> Exercise description: Which lines of the entries hold the string "Extraction"? Copy each one.
--- Supplied information ---
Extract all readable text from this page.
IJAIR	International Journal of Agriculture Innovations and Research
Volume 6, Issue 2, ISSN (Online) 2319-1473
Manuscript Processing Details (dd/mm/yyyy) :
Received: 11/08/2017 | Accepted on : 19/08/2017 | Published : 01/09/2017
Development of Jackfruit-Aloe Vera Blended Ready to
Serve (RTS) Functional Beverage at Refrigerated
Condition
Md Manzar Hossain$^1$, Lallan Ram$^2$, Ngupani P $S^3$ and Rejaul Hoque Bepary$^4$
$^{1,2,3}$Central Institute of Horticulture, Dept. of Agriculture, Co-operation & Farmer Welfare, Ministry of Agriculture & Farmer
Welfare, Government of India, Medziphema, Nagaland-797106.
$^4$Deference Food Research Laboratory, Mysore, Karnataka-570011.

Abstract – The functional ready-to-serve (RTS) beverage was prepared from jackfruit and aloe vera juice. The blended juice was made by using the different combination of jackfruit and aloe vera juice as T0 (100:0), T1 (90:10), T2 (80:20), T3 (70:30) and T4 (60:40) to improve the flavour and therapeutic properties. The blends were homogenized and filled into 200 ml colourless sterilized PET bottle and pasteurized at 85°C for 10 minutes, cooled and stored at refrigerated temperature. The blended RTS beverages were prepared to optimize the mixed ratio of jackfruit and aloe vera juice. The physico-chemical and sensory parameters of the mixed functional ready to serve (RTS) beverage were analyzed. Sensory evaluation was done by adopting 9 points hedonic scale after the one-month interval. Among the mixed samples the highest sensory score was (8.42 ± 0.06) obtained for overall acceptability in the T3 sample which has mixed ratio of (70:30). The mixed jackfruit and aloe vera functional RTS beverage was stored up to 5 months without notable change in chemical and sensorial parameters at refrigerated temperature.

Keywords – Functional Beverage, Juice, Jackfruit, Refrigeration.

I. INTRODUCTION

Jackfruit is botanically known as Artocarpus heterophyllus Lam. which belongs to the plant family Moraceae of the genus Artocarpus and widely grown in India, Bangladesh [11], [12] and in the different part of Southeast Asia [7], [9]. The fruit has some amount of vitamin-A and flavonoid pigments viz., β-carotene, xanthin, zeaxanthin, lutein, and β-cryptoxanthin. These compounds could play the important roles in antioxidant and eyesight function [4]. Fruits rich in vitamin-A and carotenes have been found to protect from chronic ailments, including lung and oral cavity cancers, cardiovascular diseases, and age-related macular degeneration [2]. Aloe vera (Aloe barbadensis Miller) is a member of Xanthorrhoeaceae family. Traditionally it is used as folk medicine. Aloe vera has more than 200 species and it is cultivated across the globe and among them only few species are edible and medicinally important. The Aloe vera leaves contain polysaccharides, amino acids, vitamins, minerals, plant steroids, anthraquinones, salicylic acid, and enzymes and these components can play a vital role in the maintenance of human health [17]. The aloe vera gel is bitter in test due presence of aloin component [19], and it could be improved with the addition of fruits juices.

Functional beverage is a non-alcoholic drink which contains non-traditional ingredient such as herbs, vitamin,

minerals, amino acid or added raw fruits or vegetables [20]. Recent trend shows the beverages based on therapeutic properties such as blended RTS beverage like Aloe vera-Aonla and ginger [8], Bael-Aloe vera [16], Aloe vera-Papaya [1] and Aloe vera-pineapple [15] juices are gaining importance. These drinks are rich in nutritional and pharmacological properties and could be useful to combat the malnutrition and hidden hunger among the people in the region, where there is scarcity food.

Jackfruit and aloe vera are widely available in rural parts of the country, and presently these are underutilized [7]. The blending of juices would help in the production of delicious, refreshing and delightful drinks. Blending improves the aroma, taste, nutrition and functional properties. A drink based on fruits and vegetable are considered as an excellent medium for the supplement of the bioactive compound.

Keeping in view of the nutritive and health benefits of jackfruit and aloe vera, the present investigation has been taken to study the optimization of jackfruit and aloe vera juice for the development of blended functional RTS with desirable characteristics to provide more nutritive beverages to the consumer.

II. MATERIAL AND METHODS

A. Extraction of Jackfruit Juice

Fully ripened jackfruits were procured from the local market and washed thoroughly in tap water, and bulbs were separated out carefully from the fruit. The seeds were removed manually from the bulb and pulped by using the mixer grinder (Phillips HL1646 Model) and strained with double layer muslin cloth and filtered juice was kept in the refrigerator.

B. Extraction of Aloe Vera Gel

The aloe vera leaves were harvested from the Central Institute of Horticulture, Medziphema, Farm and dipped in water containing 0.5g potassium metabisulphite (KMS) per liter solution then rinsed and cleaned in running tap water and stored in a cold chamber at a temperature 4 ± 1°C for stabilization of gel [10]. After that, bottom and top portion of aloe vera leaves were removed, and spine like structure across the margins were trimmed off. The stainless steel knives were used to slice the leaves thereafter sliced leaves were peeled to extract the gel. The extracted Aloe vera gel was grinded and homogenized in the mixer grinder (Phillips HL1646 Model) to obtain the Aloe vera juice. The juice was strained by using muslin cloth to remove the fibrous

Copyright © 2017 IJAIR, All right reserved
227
---
> Result of the exercise:
A. Extraction of Jackfruit Juice
B. Extraction of Aloe Vera Gel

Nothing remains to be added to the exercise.